Could you return every line of the material below verbatim, with the pictures left out?

[Element region listings]

________

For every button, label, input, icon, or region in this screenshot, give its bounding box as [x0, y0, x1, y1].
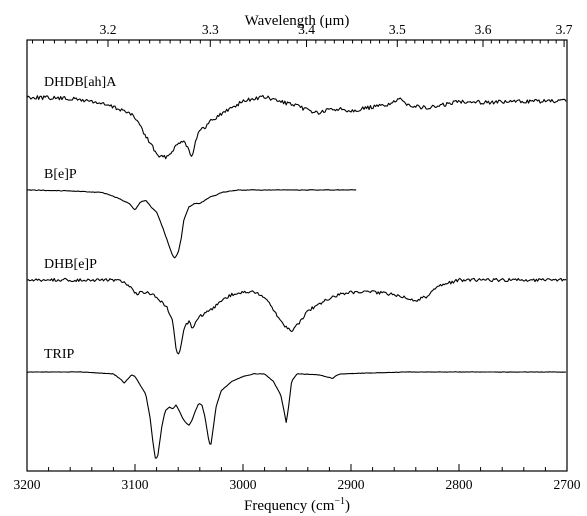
top-axis-title: Wavelength (μm): [245, 13, 350, 29]
top-tick-label: 3.2: [100, 22, 117, 37]
series-3: DHB[e]P: [26, 257, 567, 355]
bottom-tick-label: 2800: [446, 477, 473, 492]
series-1: DHDB[ah]A: [26, 75, 567, 160]
top-tick-label: 3.6: [475, 22, 492, 37]
top-tick-label: 3.3: [202, 22, 219, 37]
series-layer: DHDB[ah]A B[e]P DHB[e]P TRIP: [26, 75, 567, 459]
series-line: [26, 94, 567, 160]
top-tick-label: 3.5: [389, 22, 406, 37]
bottom-axis-ticks: 3200 3100 3000 2900 2800 2700: [14, 464, 581, 492]
bottom-tick-label: 3000: [230, 477, 257, 492]
bottom-axis-title-superscript: −1: [334, 496, 345, 507]
bottom-tick-label: 2900: [338, 477, 365, 492]
series-label: B[e]P: [44, 167, 77, 182]
bottom-tick-label: 3200: [14, 477, 41, 492]
bottom-axis-title: Frequency (cm−1): [244, 496, 350, 514]
series-line: [26, 277, 567, 355]
top-tick-label: 3.7: [556, 22, 573, 37]
series-label: DHB[e]P: [44, 257, 97, 272]
bottom-tick-label: 3100: [122, 477, 149, 492]
series-4: TRIP: [26, 347, 567, 459]
series-label: DHDB[ah]A: [44, 75, 117, 90]
top-axis-ticks: 3.2 3.3 3.4 3.5 3.6 3.7: [32, 22, 573, 47]
series-line: [26, 371, 567, 459]
top-tick-label: 3.4: [298, 22, 315, 37]
bottom-tick-label: 2700: [554, 477, 581, 492]
series-line: [26, 189, 357, 259]
series-label: TRIP: [44, 347, 75, 362]
series-2: B[e]P: [26, 167, 357, 259]
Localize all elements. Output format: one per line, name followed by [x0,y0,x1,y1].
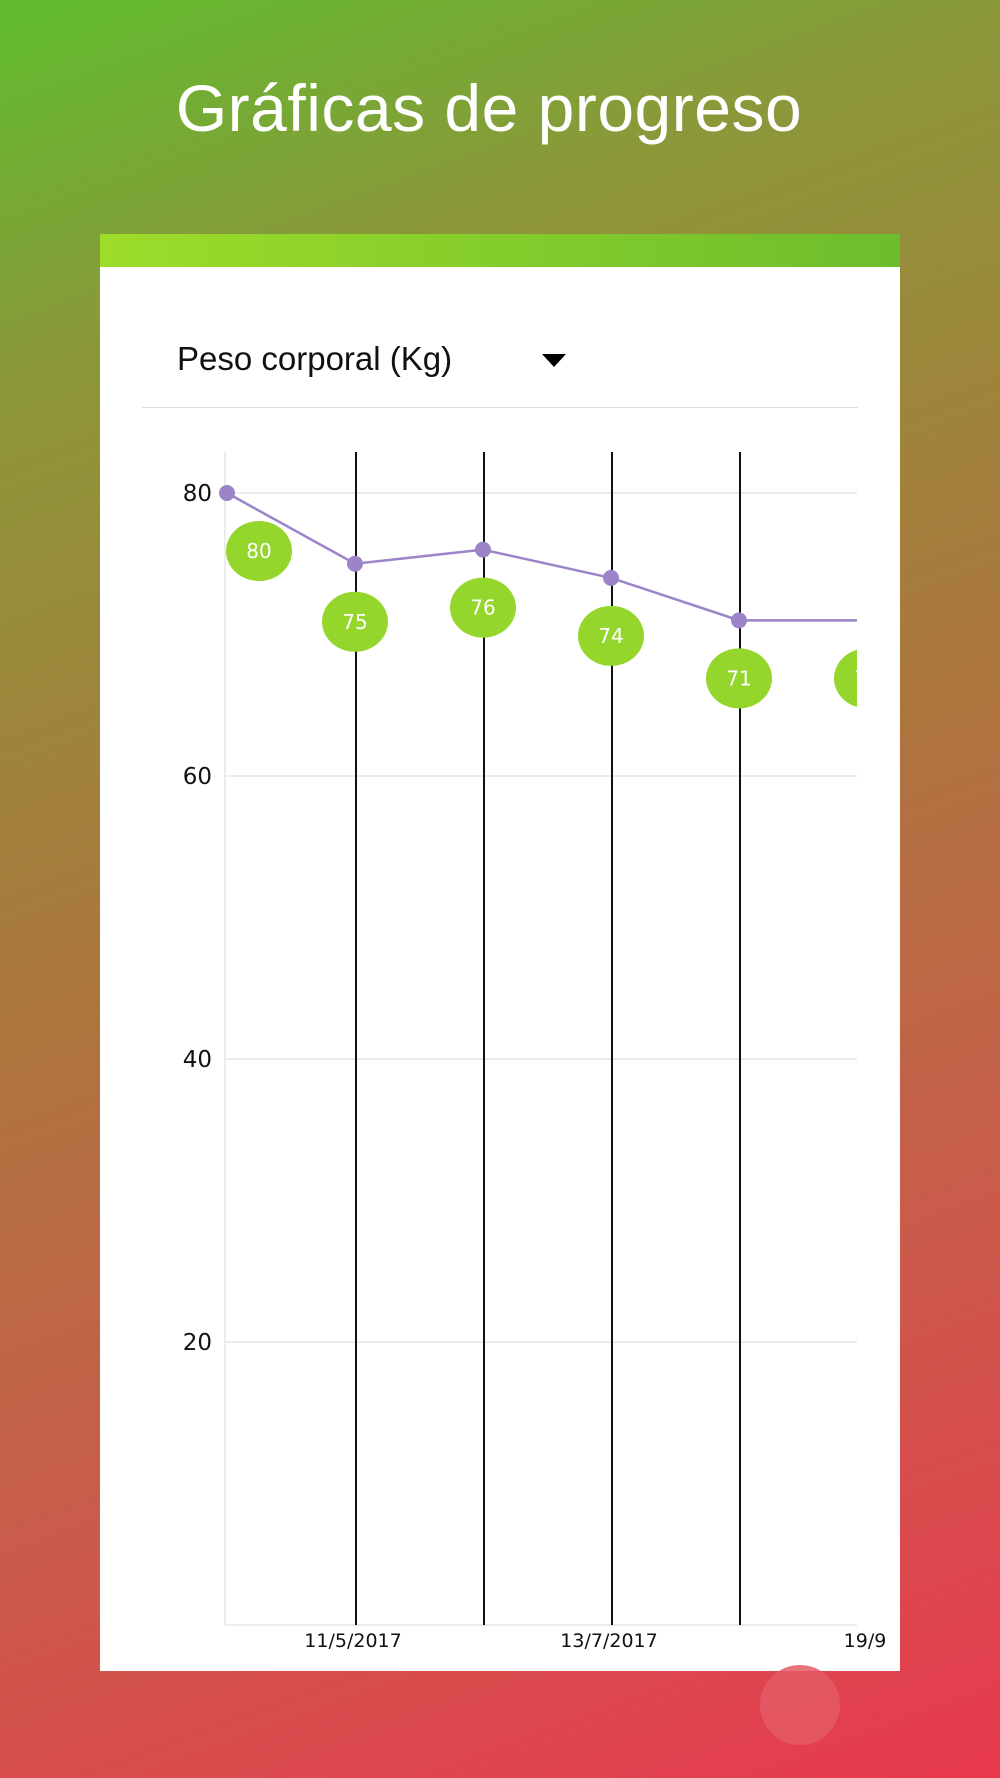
data-label-bubble [706,648,772,709]
floating-action-button[interactable] [760,1665,840,1745]
data-label-bubble [450,577,516,638]
chart-card: Peso corporal (Kg) [100,234,900,1671]
card-accent-bar [100,234,900,267]
x-tick-label: 19/9 [844,1630,887,1652]
data-point [347,555,363,572]
series-line [226,491,857,622]
data-label: 71 [854,666,879,690]
y-tick-label: 40 [183,1047,212,1073]
metric-selector[interactable]: Peso corporal (Kg) [142,314,858,408]
data-point [219,485,235,501]
data-point [603,569,619,586]
data-point [731,612,747,629]
data-point [859,612,875,628]
data-label: 75 [342,610,367,634]
x-tick-label: 11/5/2017 [304,1630,401,1652]
data-label-bubble [834,649,857,707]
metric-selector-value: Peso corporal (Kg) [177,340,453,377]
plot-area: 80 75 76 74 71 71 [219,452,879,1625]
data-label: 76 [470,596,495,620]
data-label-bubble [226,521,292,581]
y-tick-label: 80 [183,481,212,507]
y-tick-label: 20 [183,1330,212,1356]
data-point [475,541,491,558]
data-label: 74 [598,624,623,648]
y-tick-label: 60 [183,764,212,790]
data-label: 71 [726,666,751,690]
data-label: 80 [246,539,271,563]
dropdown-caret-icon[interactable] [542,354,566,367]
data-label-bubble [578,605,644,666]
data-label-bubble [322,591,388,652]
page-title: Gráficas de progreso [175,71,803,145]
x-tick-label: 13/7/2017 [560,1630,657,1652]
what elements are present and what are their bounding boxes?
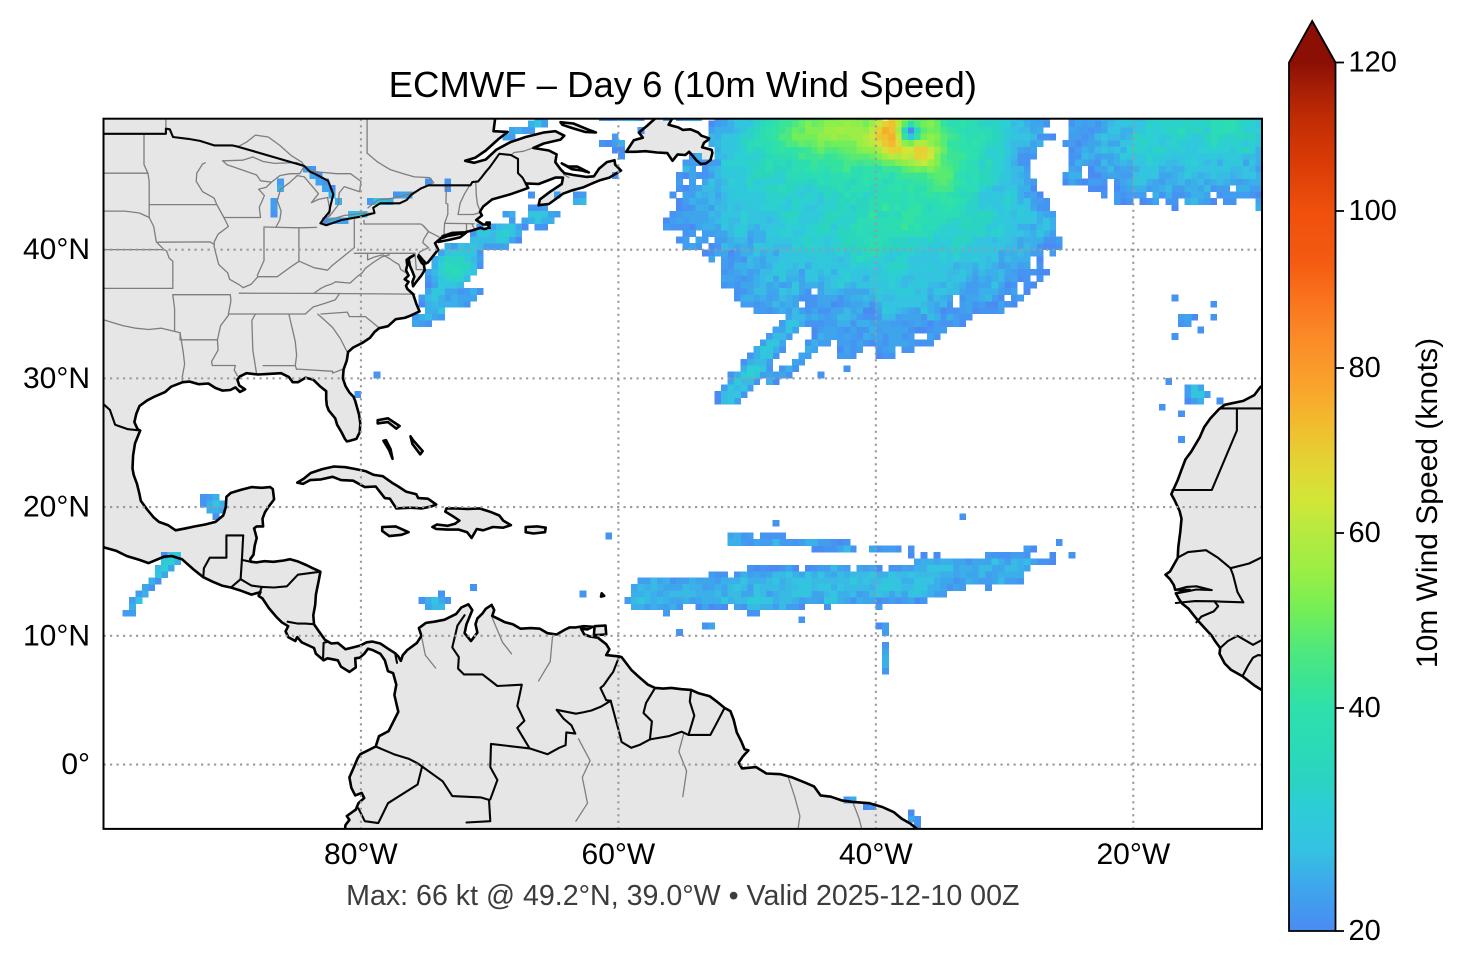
svg-text:60: 60 xyxy=(1349,517,1381,549)
svg-text:80°W: 80°W xyxy=(324,838,398,871)
svg-text:20°W: 20°W xyxy=(1096,838,1170,871)
svg-text:60°W: 60°W xyxy=(582,838,656,871)
svg-text:20°N: 20°N xyxy=(23,491,90,524)
svg-text:40°W: 40°W xyxy=(839,838,913,871)
svg-text:40: 40 xyxy=(1349,692,1381,724)
svg-text:10m Wind Speed (knots): 10m Wind Speed (knots) xyxy=(1411,338,1444,668)
svg-text:120: 120 xyxy=(1349,47,1397,79)
svg-text:Max: 66 kt @ 49.2°N, 39.0°W •: Max: 66 kt @ 49.2°N, 39.0°W • Valid 2025… xyxy=(346,880,1019,912)
svg-text:0°: 0° xyxy=(61,748,90,781)
svg-text:40°N: 40°N xyxy=(23,233,90,266)
svg-text:100: 100 xyxy=(1349,195,1397,227)
svg-text:20: 20 xyxy=(1349,915,1381,947)
svg-text:80: 80 xyxy=(1349,352,1381,384)
svg-text:10°N: 10°N xyxy=(23,619,90,652)
svg-text:ECMWF – Day 6 (10m Wind Speed): ECMWF – Day 6 (10m Wind Speed) xyxy=(389,64,977,105)
svg-text:30°N: 30°N xyxy=(23,362,90,395)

________

■ **Completed task**
For every button, label, input, icon, or region in this screenshot, give its bounding box as [x0, y0, x1, y1].
top-axis-title: Wavelength (μm): [245, 13, 350, 29]
top-tick-label: 3.2: [100, 22, 117, 37]
series-3: DHB[e]P: [26, 257, 567, 355]
bottom-tick-label: 2800: [446, 477, 473, 492]
series-1: DHDB[ah]A: [26, 75, 567, 160]
top-tick-label: 3.6: [475, 22, 492, 37]
top-tick-label: 3.3: [202, 22, 219, 37]
series-layer: DHDB[ah]A B[e]P DHB[e]P TRIP: [26, 75, 567, 459]
series-line: [26, 94, 567, 160]
top-tick-label: 3.5: [389, 22, 406, 37]
bottom-axis-ticks: 3200 3100 3000 2900 2800 2700: [14, 464, 581, 492]
bottom-tick-label: 3000: [230, 477, 257, 492]
bottom-axis-title-superscript: −1: [334, 496, 345, 507]
bottom-tick-label: 2900: [338, 477, 365, 492]
series-label: B[e]P: [44, 167, 77, 182]
bottom-tick-label: 3200: [14, 477, 41, 492]
bottom-axis-title: Frequency (cm−1): [244, 496, 350, 514]
series-line: [26, 277, 567, 355]
top-tick-label: 3.7: [556, 22, 573, 37]
series-label: DHB[e]P: [44, 257, 97, 272]
bottom-tick-label: 3100: [122, 477, 149, 492]
series-4: TRIP: [26, 347, 567, 459]
series-label: DHDB[ah]A: [44, 75, 117, 90]
top-axis-ticks: 3.2 3.3 3.4 3.5 3.6 3.7: [32, 22, 573, 47]
series-line: [26, 371, 567, 459]
top-tick-label: 3.4: [298, 22, 315, 37]
bottom-tick-label: 2700: [554, 477, 581, 492]
series-line: [26, 189, 357, 259]
series-label: TRIP: [44, 347, 75, 362]
series-2: B[e]P: [26, 167, 357, 259]
Localize all elements. Output format: one per line, name followed by [x0,y0,x1,y1].
data-label-bubble [706,648,772,709]
floating-action-button[interactable] [760,1665,840,1745]
data-label-bubble [450,577,516,638]
chart-card: Peso corporal (Kg) [100,234,900,1671]
card-accent-bar [100,234,900,267]
x-tick-label: 19/9 [844,1630,887,1652]
data-point [347,555,363,572]
series-line [226,491,857,622]
data-label: 71 [854,666,879,690]
y-tick-label: 40 [183,1047,212,1073]
metric-selector[interactable]: Peso corporal (Kg) [142,314,858,408]
data-point [219,485,235,501]
data-point [603,569,619,586]
data-point [731,612,747,629]
data-point [859,612,875,628]
data-label: 75 [342,610,367,634]
x-tick-label: 11/5/2017 [304,1630,401,1652]
data-label-bubble [834,649,857,707]
metric-selector-value: Peso corporal (Kg) [177,340,453,377]
plot-area: 80 75 76 74 71 71 [219,452,879,1625]
data-label: 76 [470,596,495,620]
data-label-bubble [226,521,292,581]
y-tick-label: 80 [183,481,212,507]
y-tick-label: 20 [183,1330,212,1356]
data-point [475,541,491,558]
data-label: 74 [598,624,623,648]
y-tick-label: 60 [183,764,212,790]
data-label: 71 [726,666,751,690]
data-label: 80 [246,539,271,563]
dropdown-caret-icon[interactable] [542,354,566,367]
data-label-bubble [578,605,644,666]
data-label-bubble [322,591,388,652]
page-title: Gráficas de progreso [175,71,803,145]
x-tick-label: 13/7/2017 [560,1630,657,1652]
what elements are present and what are their bounding boxes?
svg-text:60: 60 xyxy=(1349,517,1381,549)
svg-text:80°W: 80°W xyxy=(324,838,398,871)
svg-text:20°W: 20°W xyxy=(1096,838,1170,871)
svg-text:60°W: 60°W xyxy=(582,838,656,871)
svg-text:20°N: 20°N xyxy=(23,491,90,524)
svg-text:40°W: 40°W xyxy=(839,838,913,871)
svg-text:40: 40 xyxy=(1349,692,1381,724)
svg-text:10m Wind Speed (knots): 10m Wind Speed (knots) xyxy=(1411,338,1444,668)
svg-text:120: 120 xyxy=(1349,47,1397,79)
svg-text:Max: 66 kt @ 49.2°N, 39.0°W •: Max: 66 kt @ 49.2°N, 39.0°W • Valid 2025… xyxy=(346,880,1019,912)
svg-text:0°: 0° xyxy=(61,748,90,781)
svg-text:40°N: 40°N xyxy=(23,233,90,266)
svg-text:100: 100 xyxy=(1349,195,1397,227)
svg-text:20: 20 xyxy=(1349,915,1381,947)
svg-text:80: 80 xyxy=(1349,352,1381,384)
svg-text:10°N: 10°N xyxy=(23,619,90,652)
svg-text:ECMWF – Day 6 (10m Wind Speed): ECMWF – Day 6 (10m Wind Speed) xyxy=(389,64,977,105)
svg-text:30°N: 30°N xyxy=(23,362,90,395)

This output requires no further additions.